Dataset entries

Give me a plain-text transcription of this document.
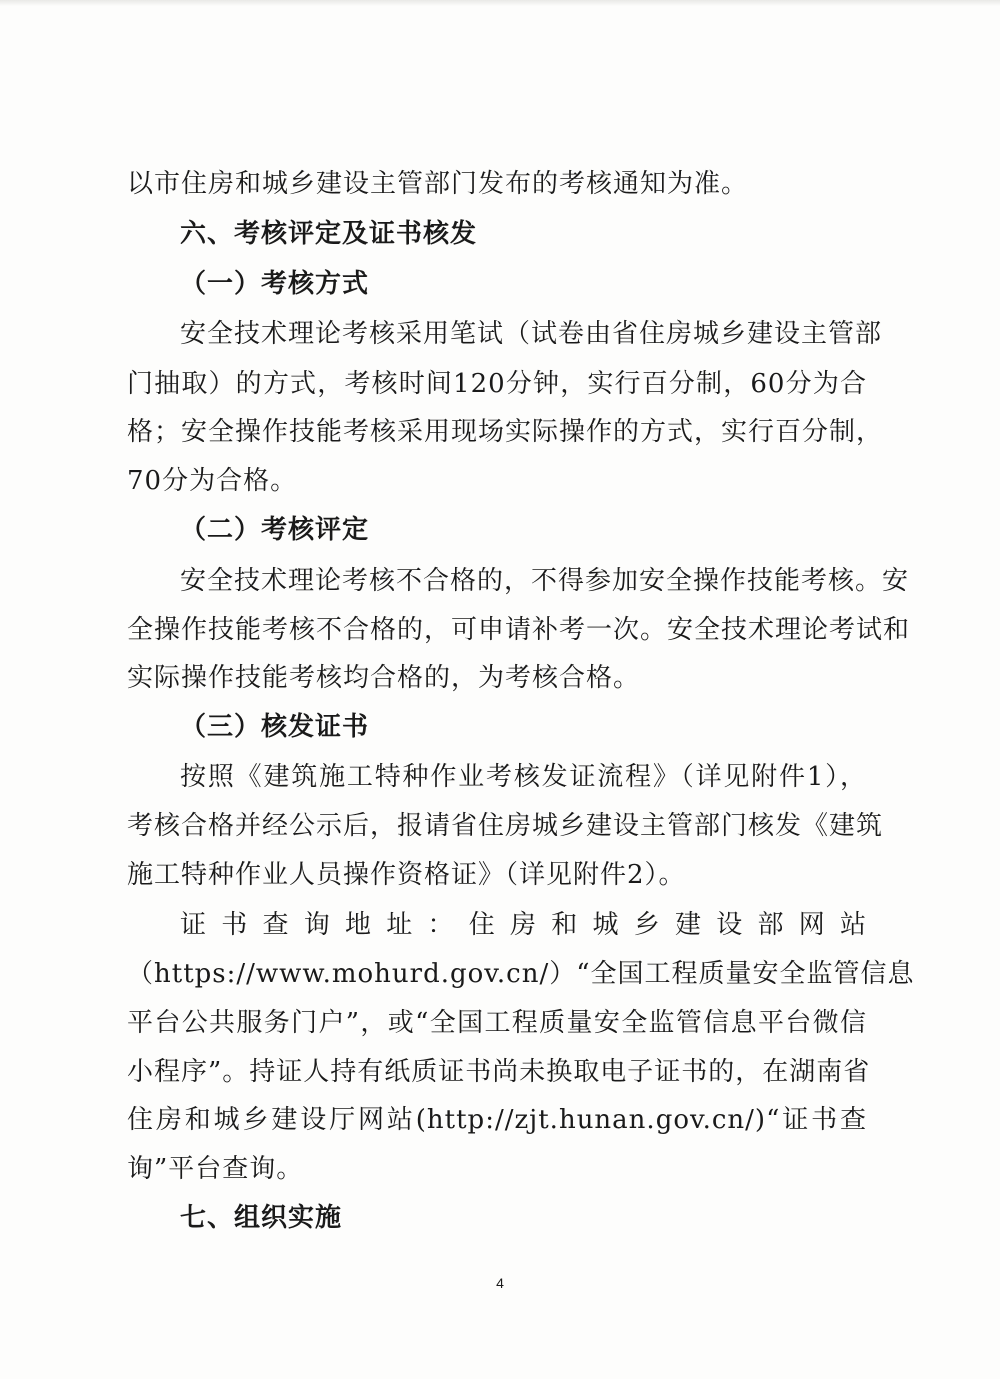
以市住房和城乡建设主管部门发布的考核通知为准。
六、考核评定及证书核发
（一）考核方式
安全技术理论考核采用笔试（试卷由省住房城乡建设主管部
门抽取）的方式，考核时间120分钟，实行百分制，60分为合
格；安全操作技能考核采用现场实际操作的方式，实行百分制，
70分为合格。
（二）考核评定
安全技术理论考核不合格的，不得参加安全操作技能考核。安
全操作技能考核不合格的，可申请补考一次。安全技术理论考试和
实际操作技能考核均合格的，为考核合格。
（三）核发证书
按照《建筑施工特种作业考核发证流程》（详见附件1），
考核合格并经公示后，报请省住房城乡建设主管部门核发《建筑
施工特种作业人员操作资格证》（详见附件2）。
证书查询地址：住房和城乡建设部网站
（https://www.mohurd.gov.cn/）“全国工程质量安全监管信息
平台公共服务门户”，或“全国工程质量安全监管信息平台微信
小程序”。持证人持有纸质证书尚未换取电子证书的，在湖南省
住房和城乡建设厅网站(http://zjt.hunan.gov.cn/)“证书查
询”平台查询。
七、组织实施
4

> Prompt: Transcribe every entry word for word, but skip the pictures.

> Worked solution:
Give me a plain-text transcription of this document.
以市住房和城乡建设主管部门发布的考核通知为准。
六、考核评定及证书核发
（一）考核方式
安全技术理论考核采用笔试（试卷由省住房城乡建设主管部
门抽取）的方式，考核时间120分钟，实行百分制，60分为合
格；安全操作技能考核采用现场实际操作的方式，实行百分制，
70分为合格。
（二）考核评定
安全技术理论考核不合格的，不得参加安全操作技能考核。安
全操作技能考核不合格的，可申请补考一次。安全技术理论考试和
实际操作技能考核均合格的，为考核合格。
（三）核发证书
按照《建筑施工特种作业考核发证流程》（详见附件1），
考核合格并经公示后，报请省住房城乡建设主管部门核发《建筑
施工特种作业人员操作资格证》（详见附件2）。
证书查询地址：住房和城乡建设部网站
（https://www.mohurd.gov.cn/）“全国工程质量安全监管信息
平台公共服务门户”，或“全国工程质量安全监管信息平台微信
小程序”。持证人持有纸质证书尚未换取电子证书的，在湖南省
住房和城乡建设厅网站(http://zjt.hunan.gov.cn/)“证书查
询”平台查询。
七、组织实施
4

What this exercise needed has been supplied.